# Input for this task:
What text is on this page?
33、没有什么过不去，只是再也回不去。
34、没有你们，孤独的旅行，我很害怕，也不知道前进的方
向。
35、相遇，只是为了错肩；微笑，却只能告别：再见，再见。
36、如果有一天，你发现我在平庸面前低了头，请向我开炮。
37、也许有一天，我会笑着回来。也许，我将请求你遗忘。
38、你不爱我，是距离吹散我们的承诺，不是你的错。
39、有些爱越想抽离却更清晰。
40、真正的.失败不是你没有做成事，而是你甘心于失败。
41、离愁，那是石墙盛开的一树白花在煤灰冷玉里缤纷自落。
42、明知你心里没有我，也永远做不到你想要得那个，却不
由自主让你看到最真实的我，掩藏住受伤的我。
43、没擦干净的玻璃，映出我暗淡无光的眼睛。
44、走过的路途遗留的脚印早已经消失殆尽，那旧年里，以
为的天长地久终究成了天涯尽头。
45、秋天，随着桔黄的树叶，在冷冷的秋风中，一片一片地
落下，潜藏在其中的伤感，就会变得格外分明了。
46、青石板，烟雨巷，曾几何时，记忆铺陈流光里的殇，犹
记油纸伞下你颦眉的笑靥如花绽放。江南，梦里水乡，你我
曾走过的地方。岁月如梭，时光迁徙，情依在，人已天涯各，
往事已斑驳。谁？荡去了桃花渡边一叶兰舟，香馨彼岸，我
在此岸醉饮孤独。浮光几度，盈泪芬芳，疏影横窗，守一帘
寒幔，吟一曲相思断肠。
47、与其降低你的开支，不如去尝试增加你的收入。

--

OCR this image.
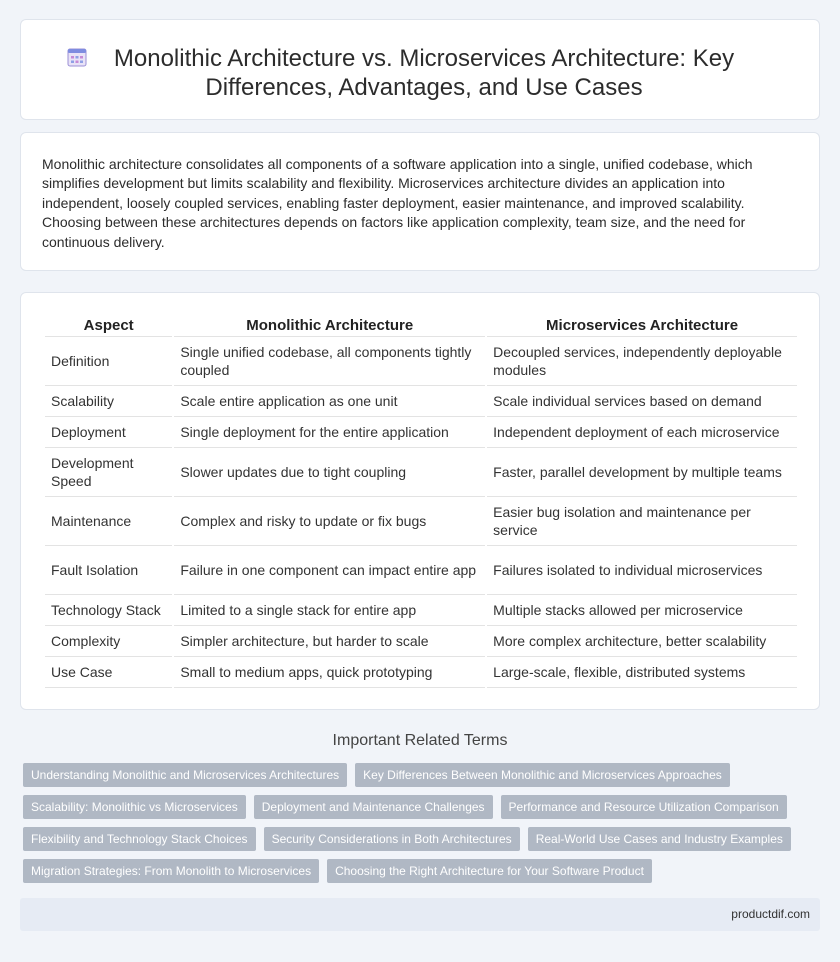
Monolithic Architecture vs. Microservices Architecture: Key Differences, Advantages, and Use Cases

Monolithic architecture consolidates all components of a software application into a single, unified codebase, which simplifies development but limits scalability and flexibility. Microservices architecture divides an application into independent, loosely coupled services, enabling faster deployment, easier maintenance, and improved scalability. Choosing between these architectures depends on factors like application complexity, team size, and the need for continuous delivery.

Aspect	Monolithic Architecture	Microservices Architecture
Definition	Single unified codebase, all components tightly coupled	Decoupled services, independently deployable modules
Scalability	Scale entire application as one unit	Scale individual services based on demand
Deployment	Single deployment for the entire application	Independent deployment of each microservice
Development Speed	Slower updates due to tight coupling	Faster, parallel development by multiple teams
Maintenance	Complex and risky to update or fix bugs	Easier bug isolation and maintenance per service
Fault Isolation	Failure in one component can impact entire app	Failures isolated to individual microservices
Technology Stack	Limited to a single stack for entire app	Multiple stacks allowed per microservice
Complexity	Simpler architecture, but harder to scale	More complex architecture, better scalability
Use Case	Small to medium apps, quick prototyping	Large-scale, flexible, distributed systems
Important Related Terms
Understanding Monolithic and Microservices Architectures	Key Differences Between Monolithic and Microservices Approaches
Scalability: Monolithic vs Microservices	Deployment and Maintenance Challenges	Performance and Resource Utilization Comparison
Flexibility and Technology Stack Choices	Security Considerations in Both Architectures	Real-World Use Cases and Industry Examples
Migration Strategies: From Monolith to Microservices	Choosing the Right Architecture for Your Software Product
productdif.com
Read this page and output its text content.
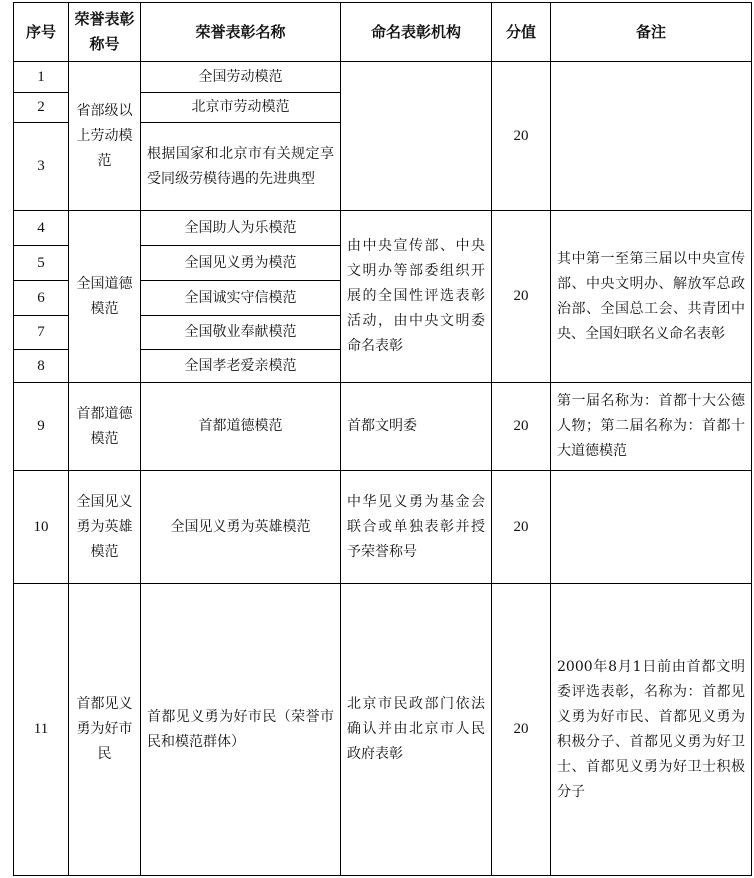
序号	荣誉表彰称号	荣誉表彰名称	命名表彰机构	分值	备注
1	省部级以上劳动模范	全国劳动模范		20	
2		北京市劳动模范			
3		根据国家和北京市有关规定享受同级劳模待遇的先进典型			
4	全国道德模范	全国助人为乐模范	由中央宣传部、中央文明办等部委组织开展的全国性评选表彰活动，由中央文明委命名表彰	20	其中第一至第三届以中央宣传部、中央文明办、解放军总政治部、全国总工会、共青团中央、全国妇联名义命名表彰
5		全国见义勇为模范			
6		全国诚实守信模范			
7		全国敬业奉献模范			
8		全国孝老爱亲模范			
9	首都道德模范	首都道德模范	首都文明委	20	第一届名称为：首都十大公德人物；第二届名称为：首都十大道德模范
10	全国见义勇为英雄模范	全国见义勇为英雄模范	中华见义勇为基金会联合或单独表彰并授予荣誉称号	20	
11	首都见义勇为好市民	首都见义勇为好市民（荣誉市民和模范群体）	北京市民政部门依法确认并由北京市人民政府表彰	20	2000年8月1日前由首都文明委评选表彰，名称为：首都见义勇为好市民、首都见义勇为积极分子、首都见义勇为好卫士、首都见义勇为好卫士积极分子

# Exercise requirements:
Provide the number of lines in the data above that contain the string "text", and nothing else.

# Exercise answer:
2